_Direction_
Give an exact transcription of every line, dropping the images.
· · ·
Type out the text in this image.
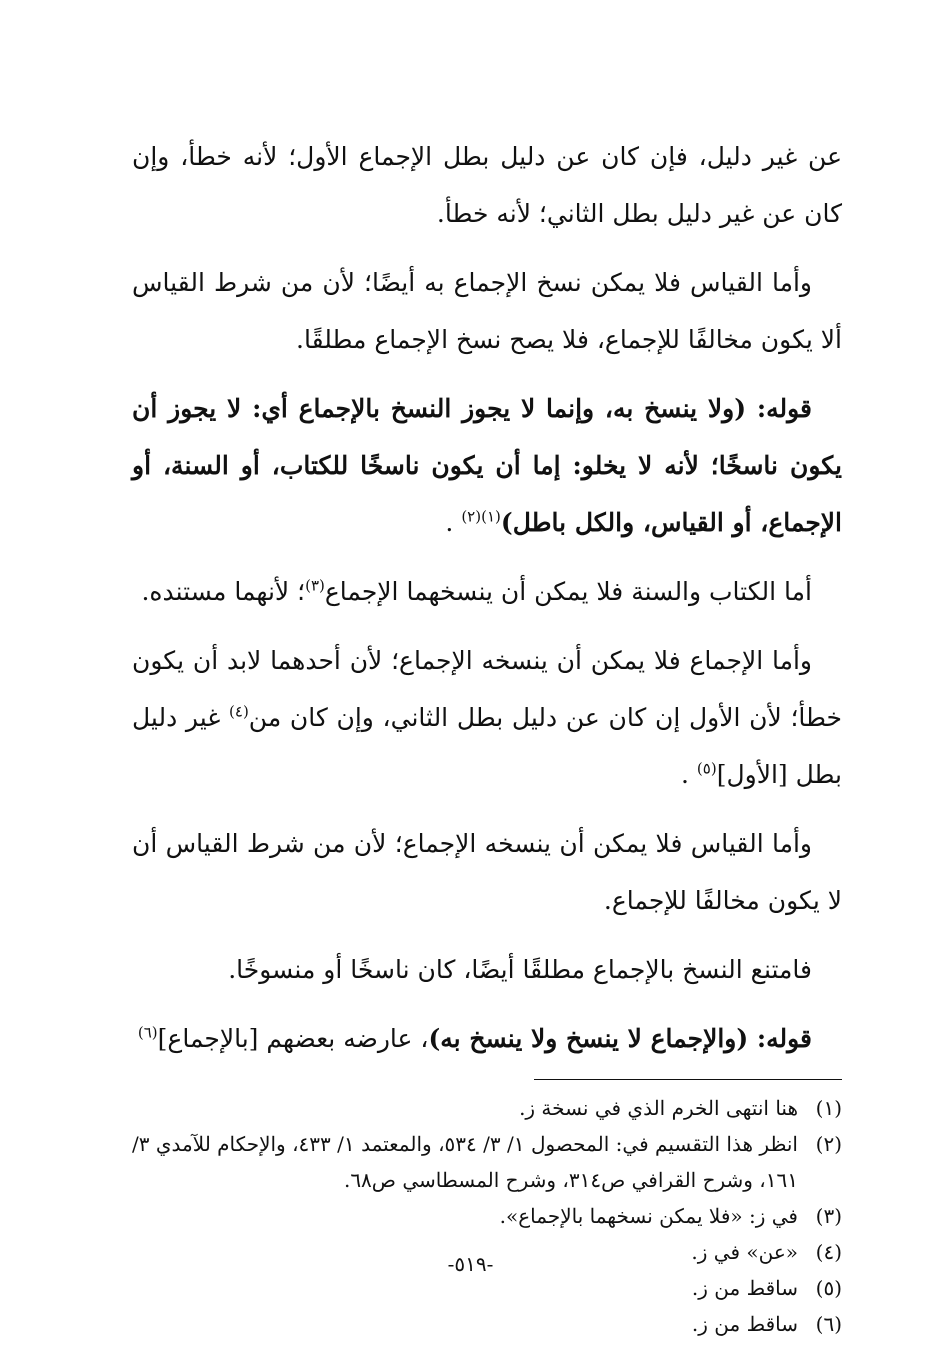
عن غير دليل، فإن كان عن دليل بطل الإجماع الأول؛ لأنه خطأ، وإن كان عن غير دليل بطل الثاني؛ لأنه خطأ.

وأما القياس فلا يمكن نسخ الإجماع به أيضًا؛ لأن من شرط القياس ألا يكون مخالفًا للإجماع، فلا يصح نسخ الإجماع مطلقًا.

قوله: (ولا ينسخ به، وإنما لا يجوز النسخ بالإجماع أي: لا يجوز أن يكون ناسخًا؛ لأنه لا يخلو: إما أن يكون ناسخًا للكتاب، أو السنة، أو الإجماع، أو القياس، والكل باطل)$^{(١)(٢)}$ .

أما الكتاب والسنة فلا يمكن أن ينسخهما الإجماع$^{(٣)}$؛ لأنهما مستنده.

وأما الإجماع فلا يمكن أن ينسخه الإجماع؛ لأن أحدهما لابد أن يكون خطأ؛ لأن الأول إن كان عن دليل بطل الثاني، وإن كان من$^{(٤)}$ غير دليل بطل [الأول]$^{(٥)}$ .

وأما القياس فلا يمكن أن ينسخه الإجماع؛ لأن من شرط القياس أن لا يكون مخالفًا للإجماع.

فامتنع النسخ بالإجماع مطلقًا أيضًا، كان ناسخًا أو منسوخًا.

قوله: (والإجماع لا ينسخ ولا ينسخ به)، عارضه بعضهم [بالإجماع]$^{(٦)}$

(١)
هنا انتهى الخرم الذي في نسخة ز.
(٢)
انظر هذا التقسيم في: المحصول ١/ ٣/ ٥٣٤، والمعتمد ١/ ٤٣٣، والإحكام للآمدي ٣/ ١٦١، وشرح القرافي ص٣١٤، وشرح المسطاسي ص٦٨.
(٣)
في ز: «فلا يمكن نسخهما بالإجماع».
(٤)
«عن» في ز.
(٥)
ساقط من ز.
(٦)
ساقط من ز.
-٥١٩-
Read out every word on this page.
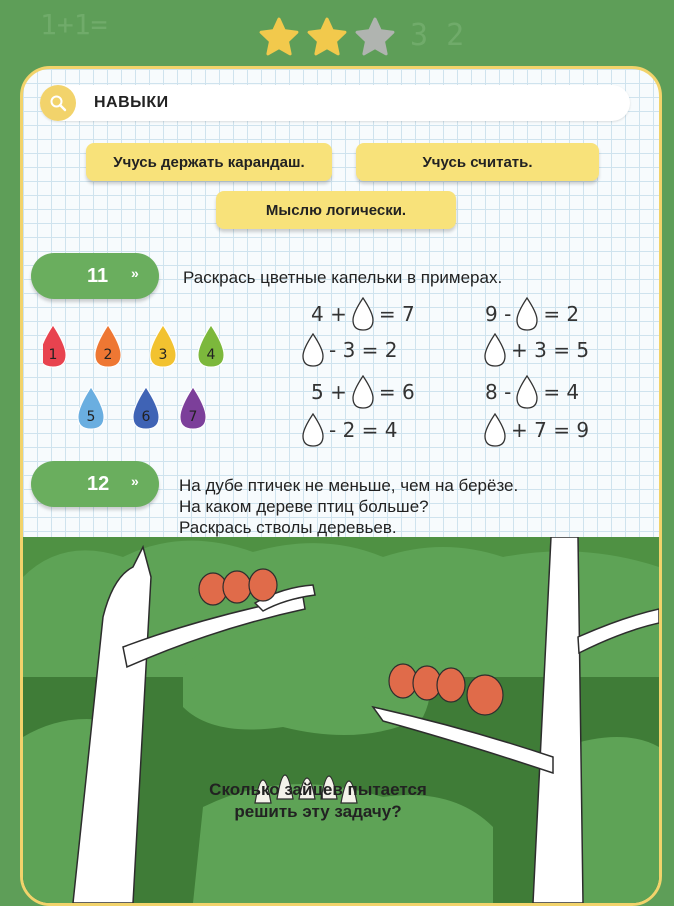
1+1=	3 2
НАВЫКИ
Учусь держать карандаш.	Учусь считать.
Мыслю логически.
11 »	Раскрась цветные капельки в примерах.
1	2	3	4
5	6	7
4 + = 7
- 3 = 2
5 + = 6
- 2 = 4
9 - = 2
+ 3 = 5
8 - = 4
+ 7 = 9
12 » На дубе птичек не меньше, чем на берёзе.
На каком дереве птиц больше?
Раскрась стволы деревьев.
Сколько зайцев пытается
решить эту задачу?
· · ·
_The completed task_
Type out the text in this image.
عن غير دليل، فإن كان عن دليل بطل الإجماع الأول؛ لأنه خطأ، وإن كان عن غير دليل بطل الثاني؛ لأنه خطأ.

وأما القياس فلا يمكن نسخ الإجماع به أيضًا؛ لأن من شرط القياس ألا يكون مخالفًا للإجماع، فلا يصح نسخ الإجماع مطلقًا.

قوله: (ولا ينسخ به، وإنما لا يجوز النسخ بالإجماع أي: لا يجوز أن يكون ناسخًا؛ لأنه لا يخلو: إما أن يكون ناسخًا للكتاب، أو السنة، أو الإجماع، أو القياس، والكل باطل)$^{(١)(٢)}$ .

أما الكتاب والسنة فلا يمكن أن ينسخهما الإجماع$^{(٣)}$؛ لأنهما مستنده.

وأما الإجماع فلا يمكن أن ينسخه الإجماع؛ لأن أحدهما لابد أن يكون خطأ؛ لأن الأول إن كان عن دليل بطل الثاني، وإن كان من$^{(٤)}$ غير دليل بطل [الأول]$^{(٥)}$ .

وأما القياس فلا يمكن أن ينسخه الإجماع؛ لأن من شرط القياس أن لا يكون مخالفًا للإجماع.

فامتنع النسخ بالإجماع مطلقًا أيضًا، كان ناسخًا أو منسوخًا.

قوله: (والإجماع لا ينسخ ولا ينسخ به)، عارضه بعضهم [بالإجماع]$^{(٦)}$

(١)
هنا انتهى الخرم الذي في نسخة ز.
(٢)
انظر هذا التقسيم في: المحصول ١/ ٣/ ٥٣٤، والمعتمد ١/ ٤٣٣، والإحكام للآمدي ٣/ ١٦١، وشرح القرافي ص٣١٤، وشرح المسطاسي ص٦٨.
(٣)
في ز: «فلا يمكن نسخهما بالإجماع».
(٤)
«عن» في ز.
(٥)
ساقط من ز.
(٦)
ساقط من ز.
-٥١٩-
Read out every word on this page.
1+1=	3 2
НАВЫКИ
Учусь держать карандаш.	Учусь считать.
Мыслю логически.
11 »	Раскрась цветные капельки в примерах.
1	2	3	4
5	6	7
4 + = 7
- 3 = 2
5 + = 6
- 2 = 4
9 - = 2
+ 3 = 5
8 - = 4
+ 7 = 9
12 » На дубе птичек не меньше, чем на берёзе.
На каком дереве птиц больше?
Раскрась стволы деревьев.
Сколько зайцев пытается
решить эту задачу?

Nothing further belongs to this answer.